Set problem —
With the pictures omitted, write out the entries that follow exactly as they stand.
====================
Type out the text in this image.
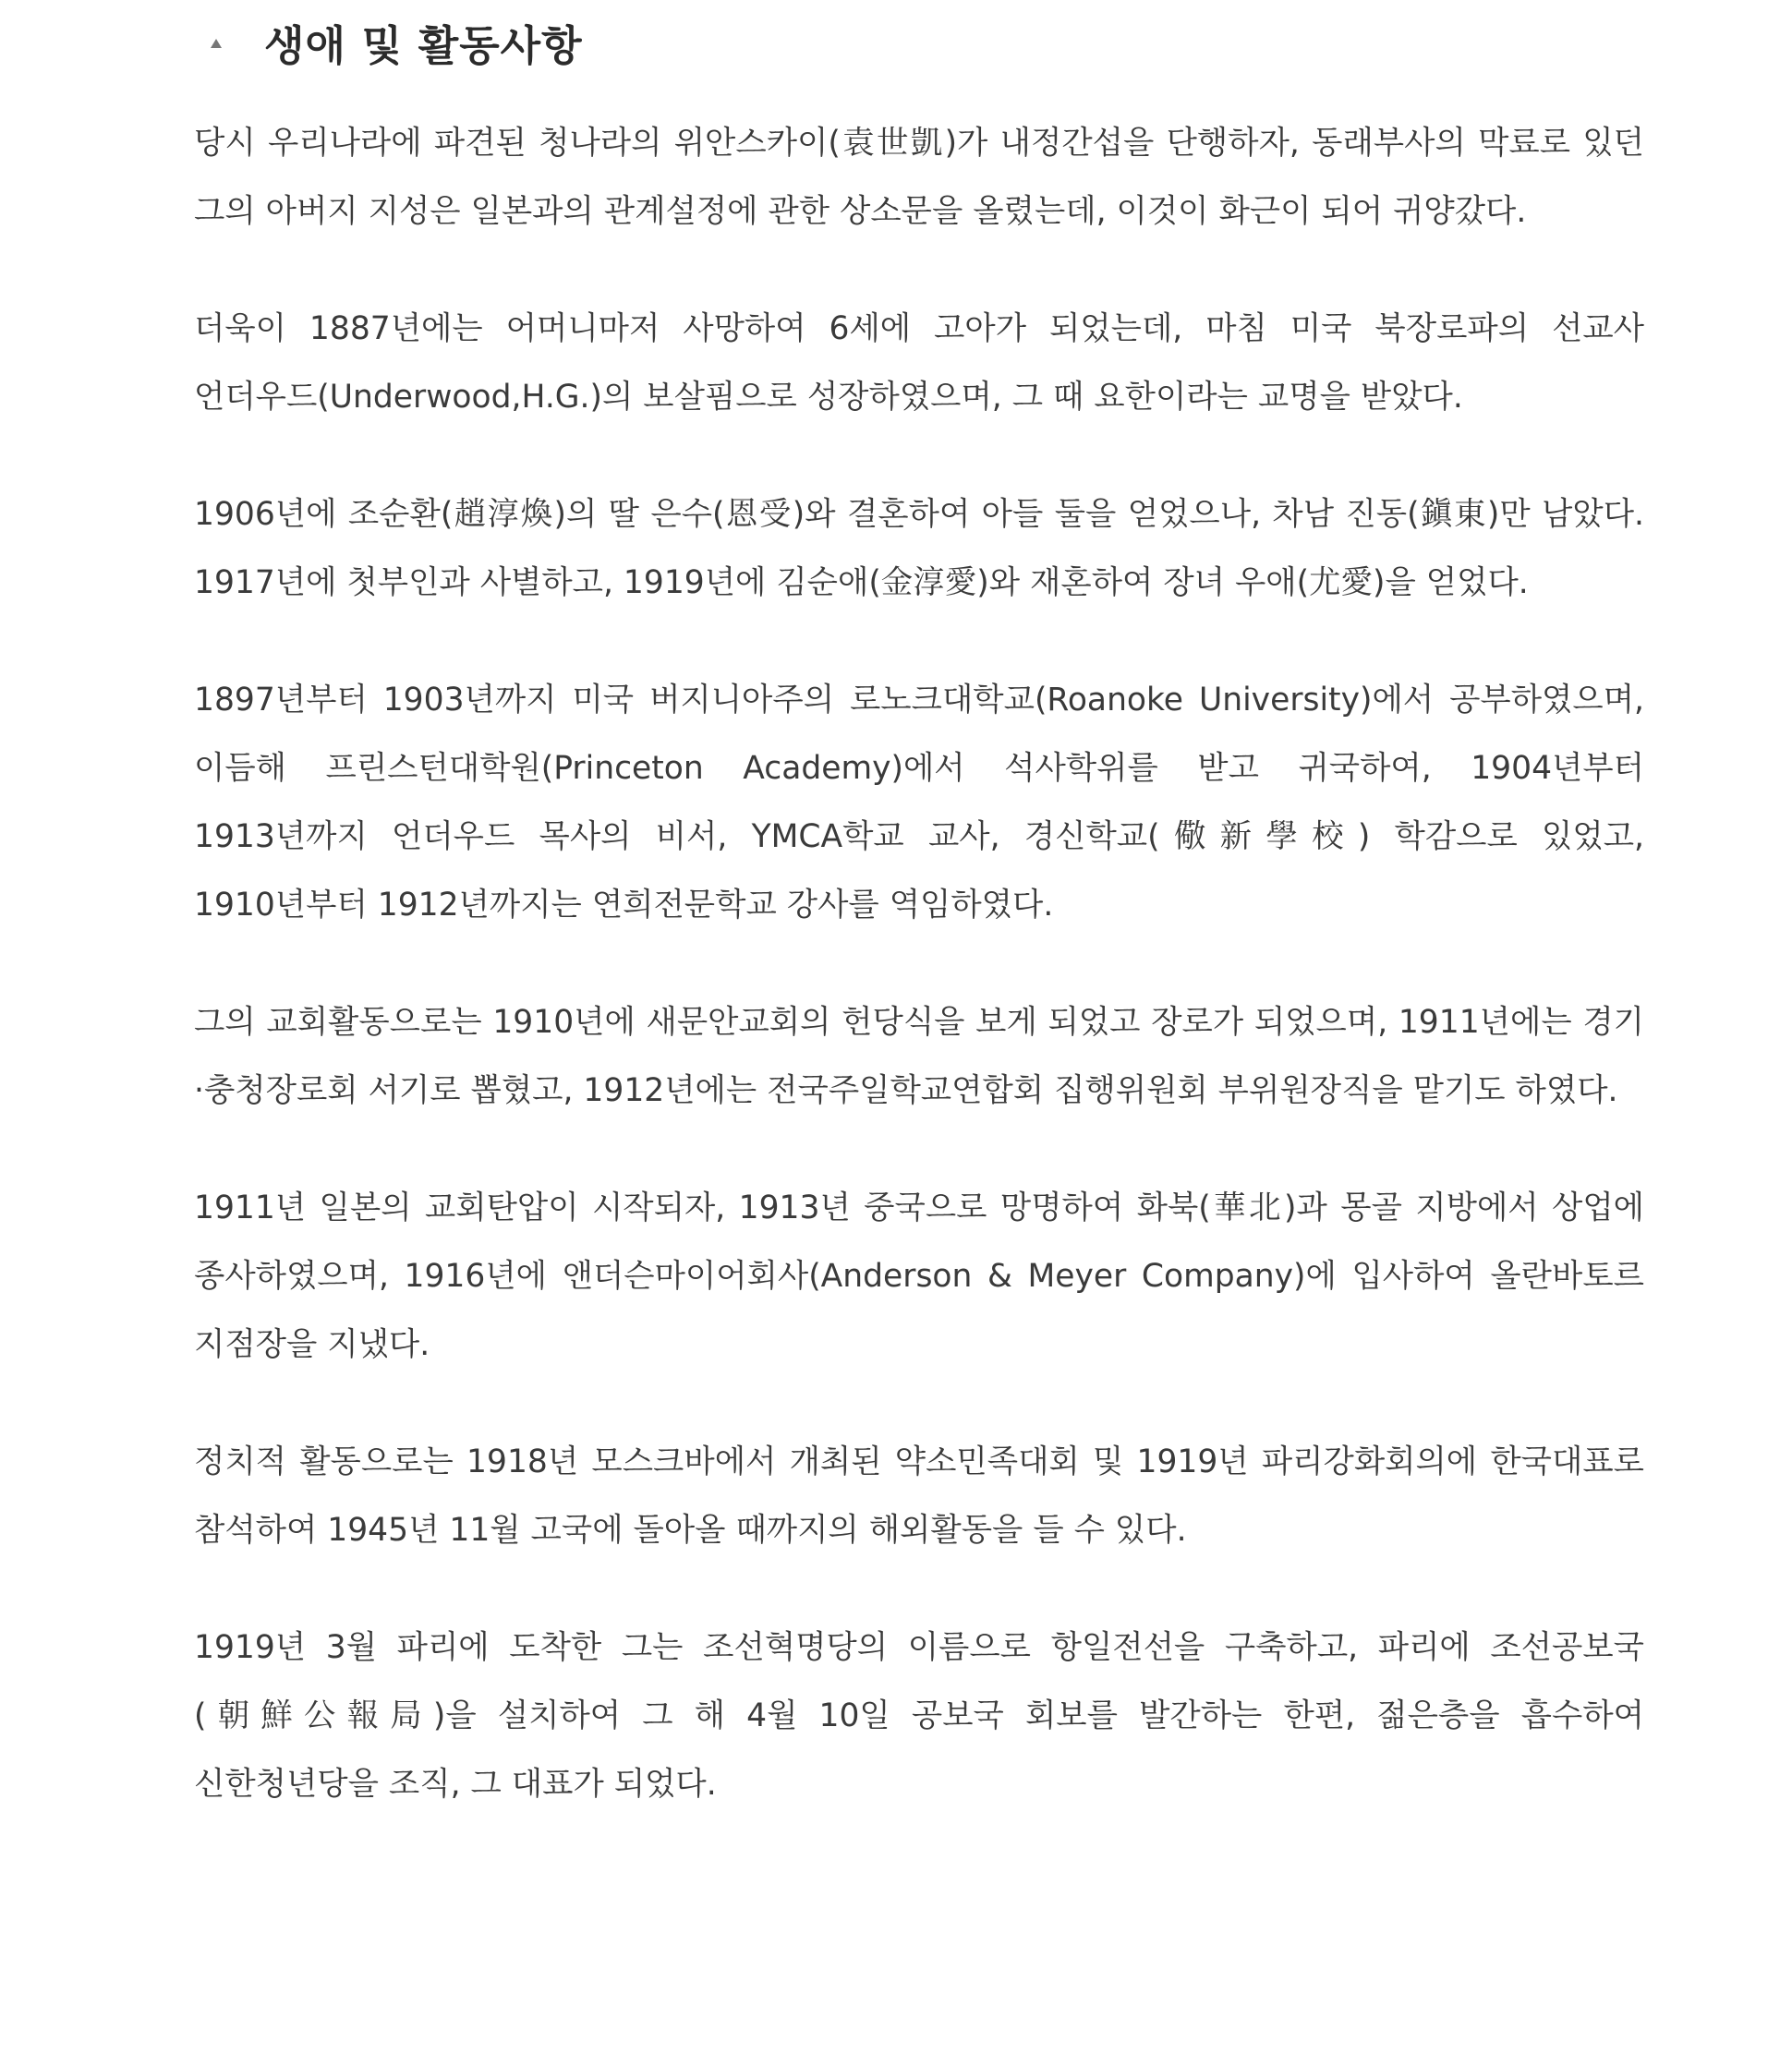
생애 및 활동사항

당시 우리나라에 파견된 청나라의 위안스카이(袁世凱)가 내정간섭을 단행하자, 동래부사의 막료로 있던 그의 아버지 지성은 일본과의 관계설정에 관한 상소문을 올렸는데, 이것이 화근이 되어 귀양갔다.

더욱이 1887년에는 어머니마저 사망하여 6세에 고아가 되었는데, 마침 미국 북장로파의 선교사 언더우드(Underwood,H.G.)의 보살핌으로 성장하였으며, 그 때 요한이라는 교명을 받았다.

1906년에 조순환(趙淳煥)의 딸 은수(恩受)와 결혼하여 아들 둘을 얻었으나, 차남 진동(鎭東)만 남았다. 1917년에 첫부인과 사별하고, 1919년에 김순애(金淳愛)와 재혼하여 장녀 우애(尤愛)을 얻었다.

1897년부터 1903년까지 미국 버지니아주의 로노크대학교(Roanoke University)에서 공부하였으며, 이듬해 프린스턴대학원(Princeton Academy)에서 석사학위를 받고 귀국하여, 1904년부터 1913년까지 언더우드 목사의 비서, YMCA학교 교사, 경신학교(儆新學校) 학감으로 있었고, 1910년부터 1912년까지는 연희전문학교 강사를 역임하였다.

그의 교회활동으로는 1910년에 새문안교회의 헌당식을 보게 되었고 장로가 되었으며, 1911년에는 경기·충청장로회 서기로 뽑혔고, 1912년에는 전국주일학교연합회 집행위원회 부위원장직을 맡기도 하였다.

1911년 일본의 교회탄압이 시작되자, 1913년 중국으로 망명하여 화북(華北)과 몽골 지방에서 상업에 종사하였으며, 1916년에 앤더슨마이어회사(Anderson & Meyer Company)에 입사하여 올란바토르 지점장을 지냈다.

정치적 활동으로는 1918년 모스크바에서 개최된 약소민족대회 및 1919년 파리강화회의에 한국대표로 참석하여 1945년 11월 고국에 돌아올 때까지의 해외활동을 들 수 있다.

1919년 3월 파리에 도착한 그는 조선혁명당의 이름으로 항일전선을 구축하고, 파리에 조선공보국(朝鮮公報局)을 설치하여 그 해 4월 10일 공보국 회보를 발간하는 한편, 젊은층을 흡수하여 신한청년당을 조직, 그 대표가 되었다.
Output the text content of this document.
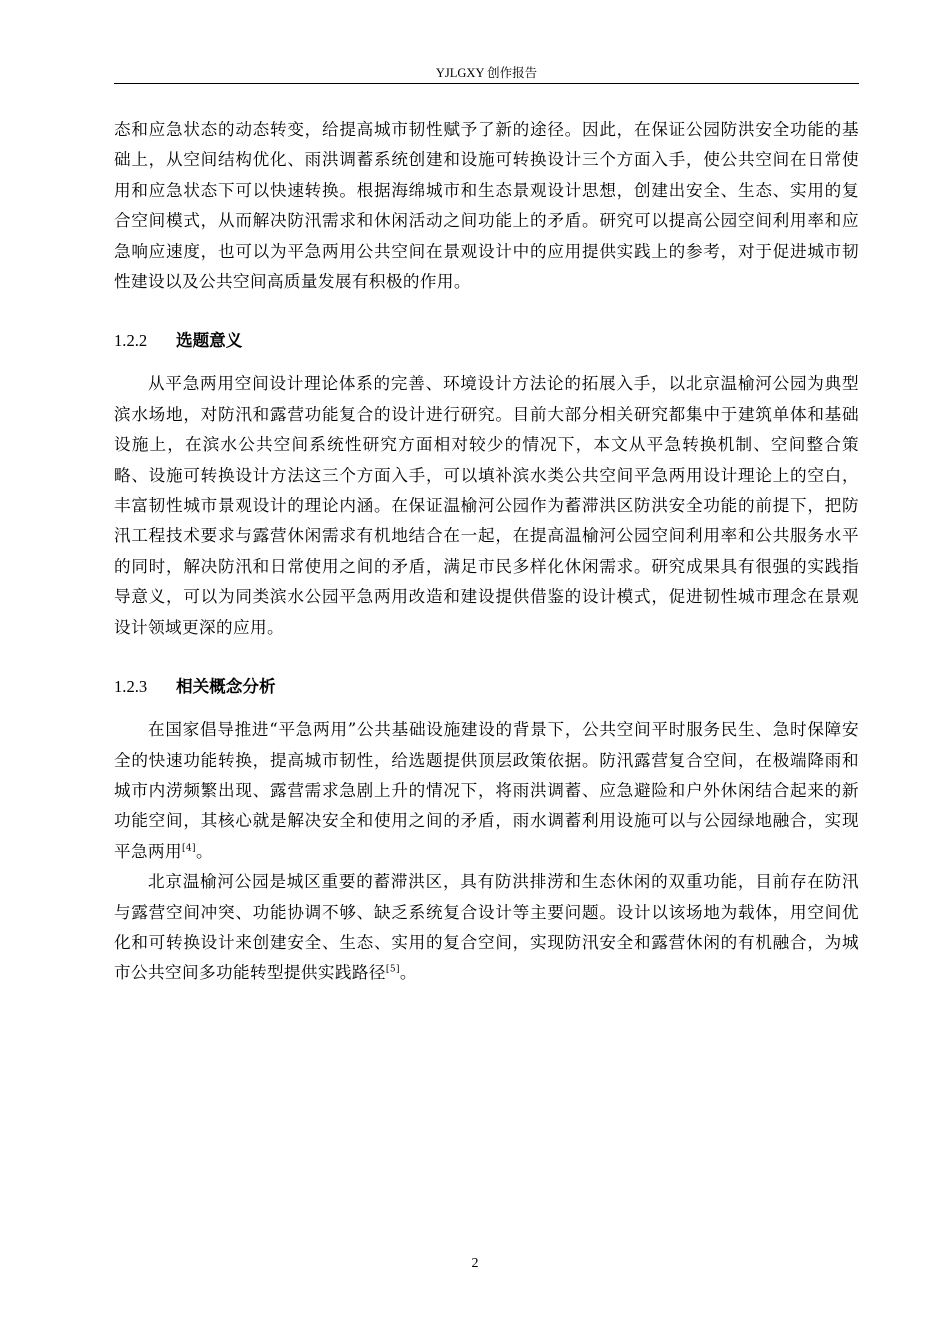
YJLGXY 创作报告

态和应急状态的动态转变，给提高城市韧性赋予了新的途径。因此，在保证公园防洪安全功能的基础上，从空间结构优化、雨洪调蓄系统创建和设施可转换设计三个方面入手，使公共空间在日常使用和应急状态下可以快速转换。根据海绵城市和生态景观设计思想，创建出安全、生态、实用的复合空间模式，从而解决防汛需求和休闲活动之间功能上的矛盾。研究可以提高公园空间利用率和应急响应速度，也可以为平急两用公共空间在景观设计中的应用提供实践上的参考，对于促进城市韧性建设以及公共空间高质量发展有积极的作用。

1.2.2 选题意义

从平急两用空间设计理论体系的完善、环境设计方法论的拓展入手，以北京温榆河公园为典型滨水场地，对防汛和露营功能复合的设计进行研究。目前大部分相关研究都集中于建筑单体和基础设施上，在滨水公共空间系统性研究方面相对较少的情况下，本文从平急转换机制、空间整合策略、设施可转换设计方法这三个方面入手，可以填补滨水类公共空间平急两用设计理论上的空白，丰富韧性城市景观设计的理论内涵。在保证温榆河公园作为蓄滞洪区防洪安全功能的前提下，把防汛工程技术要求与露营休闲需求有机地结合在一起，在提高温榆河公园空间利用率和公共服务水平的同时，解决防汛和日常使用之间的矛盾，满足市民多样化休闲需求。研究成果具有很强的实践指导意义，可以为同类滨水公园平急两用改造和建设提供借鉴的设计模式，促进韧性城市理念在景观设计领域更深的应用。

1.2.3 相关概念分析

在国家倡导推进“平急两用”公共基础设施建设的背景下，公共空间平时服务民生、急时保障安全的快速功能转换，提高城市韧性，给选题提供顶层政策依据。防汛露营复合空间，在极端降雨和城市内涝频繁出现、露营需求急剧上升的情况下，将雨洪调蓄、应急避险和户外休闲结合起来的新功能空间，其核心就是解决安全和使用之间的矛盾，雨水调蓄利用设施可以与公园绿地融合，实现平急两用[4]。

北京温榆河公园是城区重要的蓄滞洪区，具有防洪排涝和生态休闲的双重功能，目前存在防汛与露营空间冲突、功能协调不够、缺乏系统复合设计等主要问题。设计以该场地为载体，用空间优化和可转换设计来创建安全、生态、实用的复合空间，实现防汛安全和露营休闲的有机融合，为城市公共空间多功能转型提供实践路径[5]。

2
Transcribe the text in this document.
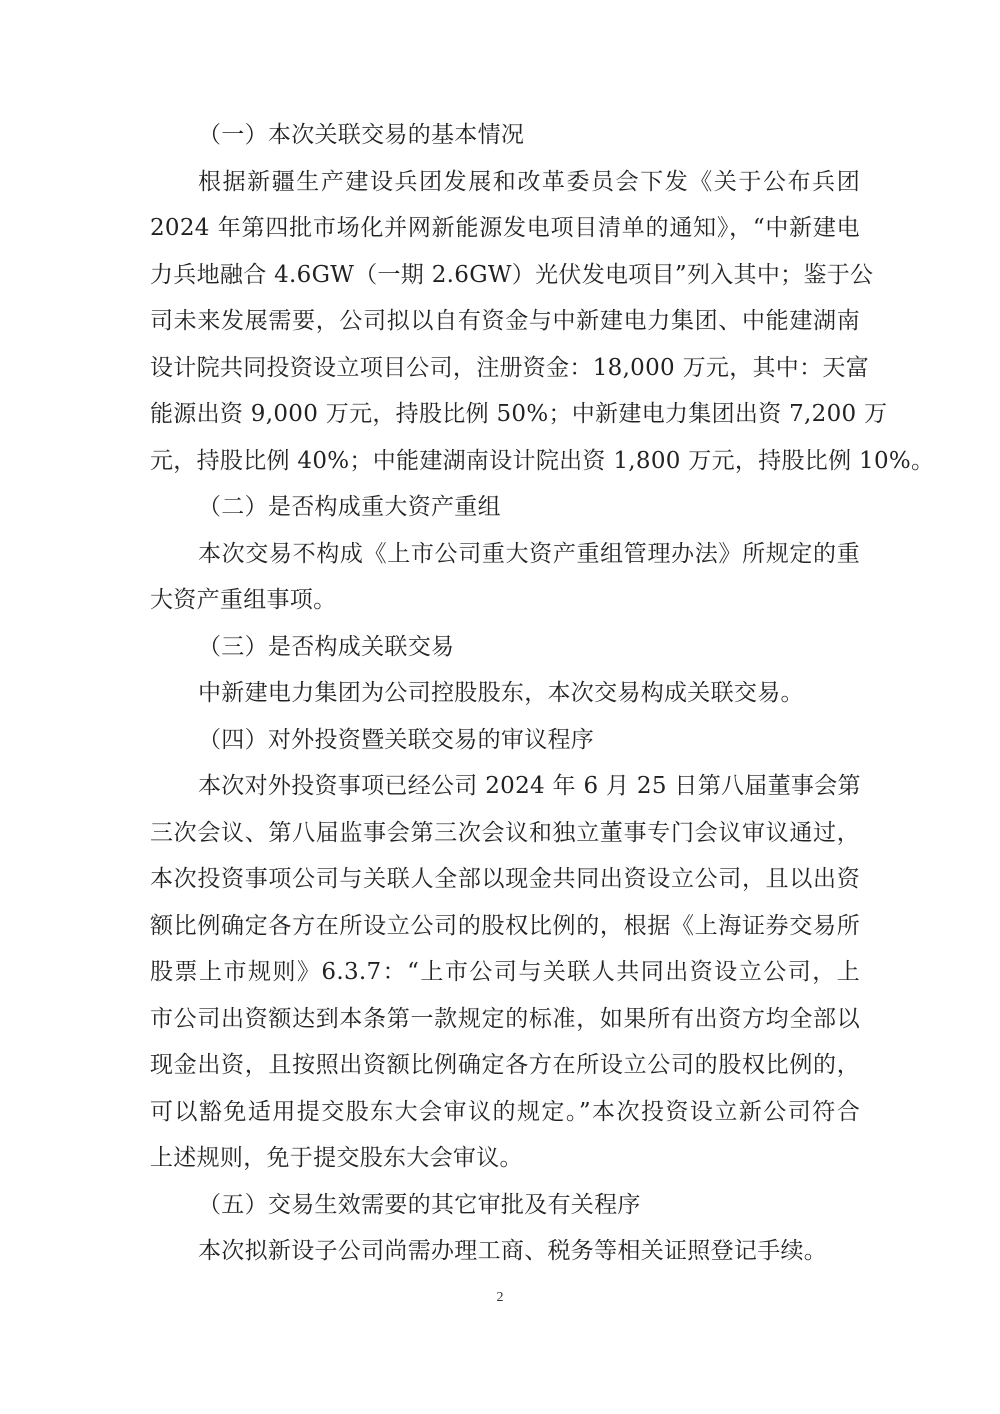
（一）本次关联交易的基本情况
根据新疆生产建设兵团发展和改革委员会下发《关于公布兵团
2024 年第四批市场化并网新能源发电项目清单的通知》，“中新建电
力兵地融合 4.6GW（一期 2.6GW）光伏发电项目”列入其中；鉴于公
司未来发展需要，公司拟以自有资金与中新建电力集团、中能建湖南
设计院共同投资设立项目公司，注册资金：18,000 万元，其中：天富
能源出资 9,000 万元，持股比例 50%；中新建电力集团出资 7,200 万
元，持股比例 40%；中能建湖南设计院出资 1,800 万元，持股比例 10%。
（二）是否构成重大资产重组
本次交易不构成《上市公司重大资产重组管理办法》所规定的重
大资产重组事项。
（三）是否构成关联交易
中新建电力集团为公司控股股东，本次交易构成关联交易。
（四）对外投资暨关联交易的审议程序
本次对外投资事项已经公司 2024 年 6 月 25 日第八届董事会第
三次会议、第八届监事会第三次会议和独立董事专门会议审议通过，
本次投资事项公司与关联人全部以现金共同出资设立公司，且以出资
额比例确定各方在所设立公司的股权比例的，根据《上海证券交易所
股票上市规则》6.3.7：“上市公司与关联人共同出资设立公司，上
市公司出资额达到本条第一款规定的标准，如果所有出资方均全部以
现金出资，且按照出资额比例确定各方在所设立公司的股权比例的，
可以豁免适用提交股东大会审议的规定。”本次投资设立新公司符合
上述规则，免于提交股东大会审议。
（五）交易生效需要的其它审批及有关程序
本次拟新设子公司尚需办理工商、税务等相关证照登记手续。
2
====================
Answer for the task —
Type out the text in this image.
생애 및 활동사항

당시 우리나라에 파견된 청나라의 위안스카이(袁世凱)가 내정간섭을 단행하자, 동래부사의 막료로 있던 그의 아버지 지성은 일본과의 관계설정에 관한 상소문을 올렸는데, 이것이 화근이 되어 귀양갔다.

더욱이 1887년에는 어머니마저 사망하여 6세에 고아가 되었는데, 마침 미국 북장로파의 선교사 언더우드(Underwood,H.G.)의 보살핌으로 성장하였으며, 그 때 요한이라는 교명을 받았다.

1906년에 조순환(趙淳煥)의 딸 은수(恩受)와 결혼하여 아들 둘을 얻었으나, 차남 진동(鎭東)만 남았다. 1917년에 첫부인과 사별하고, 1919년에 김순애(金淳愛)와 재혼하여 장녀 우애(尤愛)을 얻었다.

1897년부터 1903년까지 미국 버지니아주의 로노크대학교(Roanoke University)에서 공부하였으며, 이듬해 프린스턴대학원(Princeton Academy)에서 석사학위를 받고 귀국하여, 1904년부터 1913년까지 언더우드 목사의 비서, YMCA학교 교사, 경신학교(儆新學校) 학감으로 있었고, 1910년부터 1912년까지는 연희전문학교 강사를 역임하였다.

그의 교회활동으로는 1910년에 새문안교회의 헌당식을 보게 되었고 장로가 되었으며, 1911년에는 경기·충청장로회 서기로 뽑혔고, 1912년에는 전국주일학교연합회 집행위원회 부위원장직을 맡기도 하였다.

1911년 일본의 교회탄압이 시작되자, 1913년 중국으로 망명하여 화북(華北)과 몽골 지방에서 상업에 종사하였으며, 1916년에 앤더슨마이어회사(Anderson & Meyer Company)에 입사하여 올란바토르 지점장을 지냈다.

정치적 활동으로는 1918년 모스크바에서 개최된 약소민족대회 및 1919년 파리강화회의에 한국대표로 참석하여 1945년 11월 고국에 돌아올 때까지의 해외활동을 들 수 있다.

1919년 3월 파리에 도착한 그는 조선혁명당의 이름으로 항일전선을 구축하고, 파리에 조선공보국(朝鮮公報局)을 설치하여 그 해 4월 10일 공보국 회보를 발간하는 한편, 젊은층을 흡수하여 신한청년당을 조직, 그 대표가 되었다.
Output the text content of this document.
YJLGXY 创作报告

态和应急状态的动态转变，给提高城市韧性赋予了新的途径。因此，在保证公园防洪安全功能的基础上，从空间结构优化、雨洪调蓄系统创建和设施可转换设计三个方面入手，使公共空间在日常使用和应急状态下可以快速转换。根据海绵城市和生态景观设计思想，创建出安全、生态、实用的复合空间模式，从而解决防汛需求和休闲活动之间功能上的矛盾。研究可以提高公园空间利用率和应急响应速度，也可以为平急两用公共空间在景观设计中的应用提供实践上的参考，对于促进城市韧性建设以及公共空间高质量发展有积极的作用。

1.2.2 选题意义

从平急两用空间设计理论体系的完善、环境设计方法论的拓展入手，以北京温榆河公园为典型滨水场地，对防汛和露营功能复合的设计进行研究。目前大部分相关研究都集中于建筑单体和基础设施上，在滨水公共空间系统性研究方面相对较少的情况下，本文从平急转换机制、空间整合策略、设施可转换设计方法这三个方面入手，可以填补滨水类公共空间平急两用设计理论上的空白，丰富韧性城市景观设计的理论内涵。在保证温榆河公园作为蓄滞洪区防洪安全功能的前提下，把防汛工程技术要求与露营休闲需求有机地结合在一起，在提高温榆河公园空间利用率和公共服务水平的同时，解决防汛和日常使用之间的矛盾，满足市民多样化休闲需求。研究成果具有很强的实践指导意义，可以为同类滨水公园平急两用改造和建设提供借鉴的设计模式，促进韧性城市理念在景观设计领域更深的应用。

1.2.3 相关概念分析

在国家倡导推进“平急两用”公共基础设施建设的背景下，公共空间平时服务民生、急时保障安全的快速功能转换，提高城市韧性，给选题提供顶层政策依据。防汛露营复合空间，在极端降雨和城市内涝频繁出现、露营需求急剧上升的情况下，将雨洪调蓄、应急避险和户外休闲结合起来的新功能空间，其核心就是解决安全和使用之间的矛盾，雨水调蓄利用设施可以与公园绿地融合，实现平急两用[4]。

北京温榆河公园是城区重要的蓄滞洪区，具有防洪排涝和生态休闲的双重功能，目前存在防汛与露营空间冲突、功能协调不够、缺乏系统复合设计等主要问题。设计以该场地为载体，用空间优化和可转换设计来创建安全、生态、实用的复合空间，实现防汛安全和露营休闲的有机融合，为城市公共空间多功能转型提供实践路径[5]。

2
Transcribe the text in this document.
（一）本次关联交易的基本情况
根据新疆生产建设兵团发展和改革委员会下发《关于公布兵团
2024 年第四批市场化并网新能源发电项目清单的通知》，“中新建电
力兵地融合 4.6GW（一期 2.6GW）光伏发电项目”列入其中；鉴于公
司未来发展需要，公司拟以自有资金与中新建电力集团、中能建湖南
设计院共同投资设立项目公司，注册资金：18,000 万元，其中：天富
能源出资 9,000 万元，持股比例 50%；中新建电力集团出资 7,200 万
元，持股比例 40%；中能建湖南设计院出资 1,800 万元，持股比例 10%。
（二）是否构成重大资产重组
本次交易不构成《上市公司重大资产重组管理办法》所规定的重
大资产重组事项。
（三）是否构成关联交易
中新建电力集团为公司控股股东，本次交易构成关联交易。
（四）对外投资暨关联交易的审议程序
本次对外投资事项已经公司 2024 年 6 月 25 日第八届董事会第
三次会议、第八届监事会第三次会议和独立董事专门会议审议通过，
本次投资事项公司与关联人全部以现金共同出资设立公司，且以出资
额比例确定各方在所设立公司的股权比例的，根据《上海证券交易所
股票上市规则》6.3.7：“上市公司与关联人共同出资设立公司，上
市公司出资额达到本条第一款规定的标准，如果所有出资方均全部以
现金出资，且按照出资额比例确定各方在所设立公司的股权比例的，
可以豁免适用提交股东大会审议的规定。”本次投资设立新公司符合
上述规则，免于提交股东大会审议。
（五）交易生效需要的其它审批及有关程序
本次拟新设子公司尚需办理工商、税务等相关证照登记手续。
2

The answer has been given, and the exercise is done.